Repeat each record exactly. Any picture gets left out.

-------- Extracted entries --------

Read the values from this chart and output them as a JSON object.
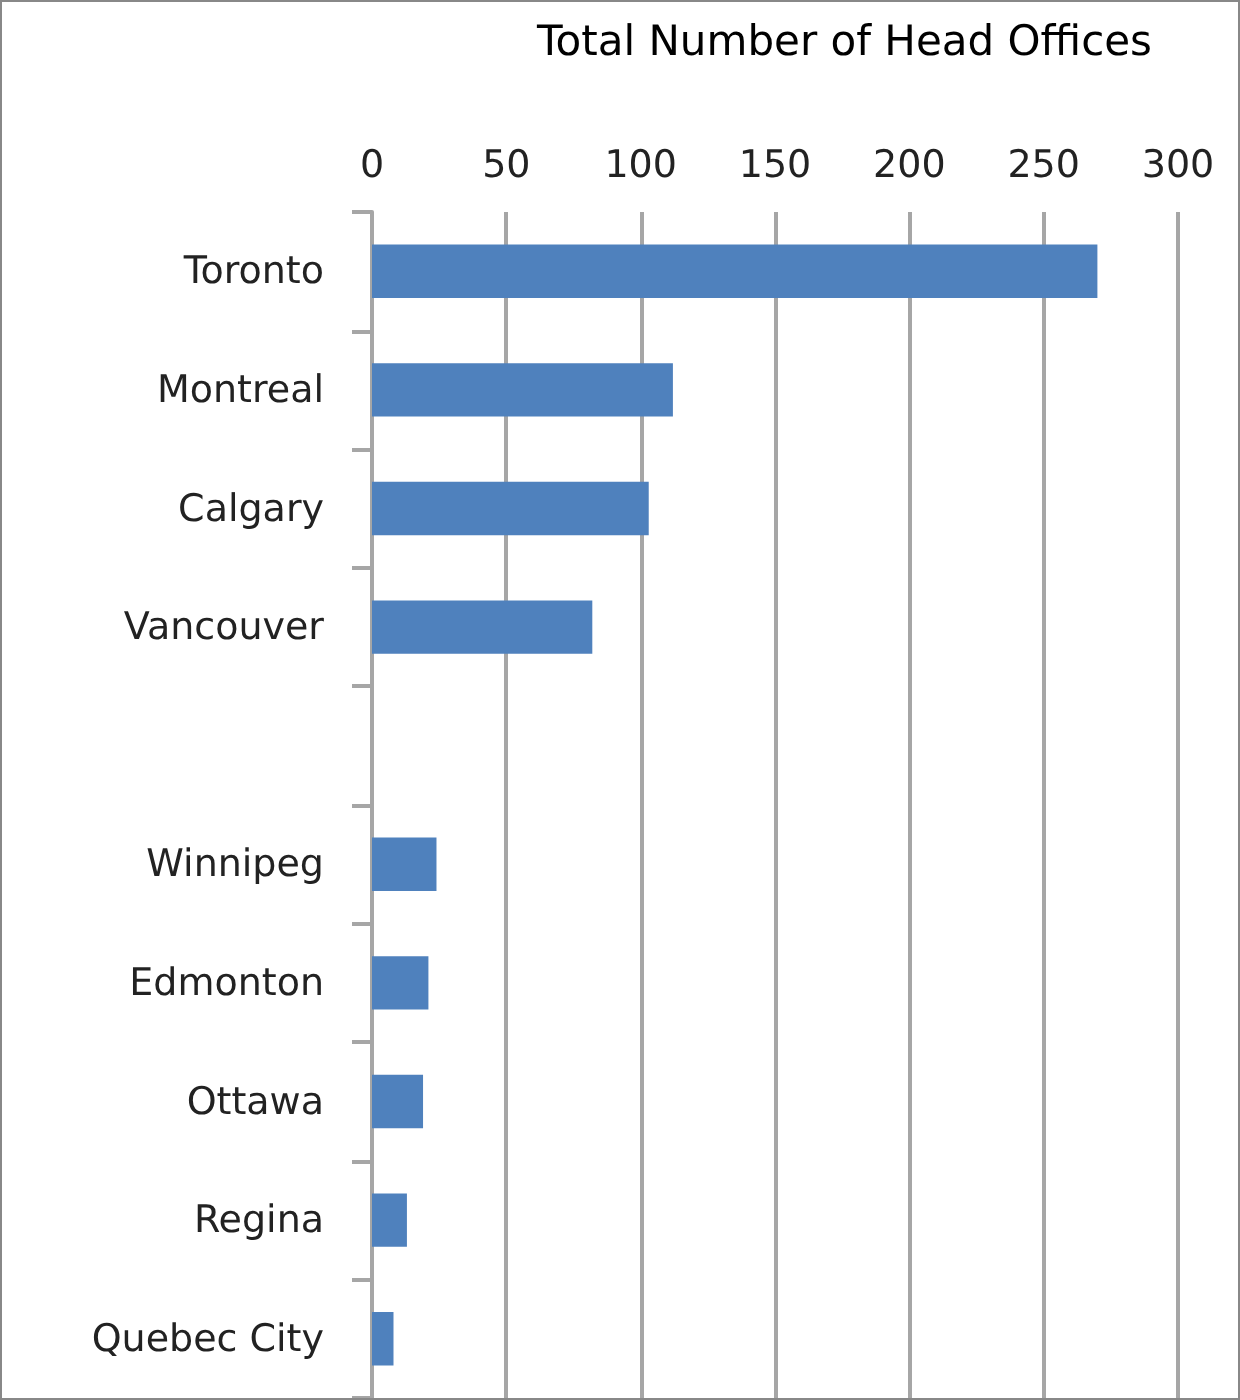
{
  "chart_data": {
    "type": "bar",
    "orientation": "horizontal",
    "title": "Total Number of Head Offices",
    "categories": [
      "Toronto",
      "Montreal",
      "Calgary",
      "Vancouver",
      null,
      "Winnipeg",
      "Edmonton",
      "Ottawa",
      "Regina",
      "Quebec City"
    ],
    "values": [
      270,
      112,
      103,
      82,
      null,
      24,
      21,
      19,
      13,
      8
    ],
    "color": "#4f81bd",
    "xlim": [
      0,
      300
    ],
    "xticks": [
      0,
      50,
      100,
      150,
      200,
      250,
      300
    ],
    "grid": "x"
  }
}
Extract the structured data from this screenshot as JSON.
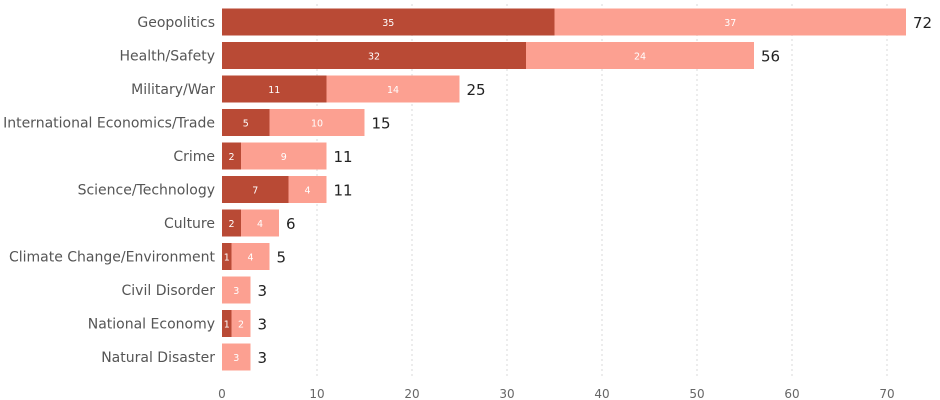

--------

Worked solution –
Read the values from this chart and output them as a JSON object.
{
  "chart_data": {
    "type": "bar",
    "orientation": "horizontal",
    "title": "Total Number of Head Offices",
    "categories": [
      "Toronto",
      "Montreal",
      "Calgary",
      "Vancouver",
      null,
      "Winnipeg",
      "Edmonton",
      "Ottawa",
      "Regina",
      "Quebec City"
    ],
    "values": [
      270,
      112,
      103,
      82,
      null,
      24,
      21,
      19,
      13,
      8
    ],
    "color": "#4f81bd",
    "xlim": [
      0,
      300
    ],
    "xticks": [
      0,
      50,
      100,
      150,
      200,
      250,
      300
    ],
    "grid": "x"
  }
}
Extract the structured data from this screenshot as JSON.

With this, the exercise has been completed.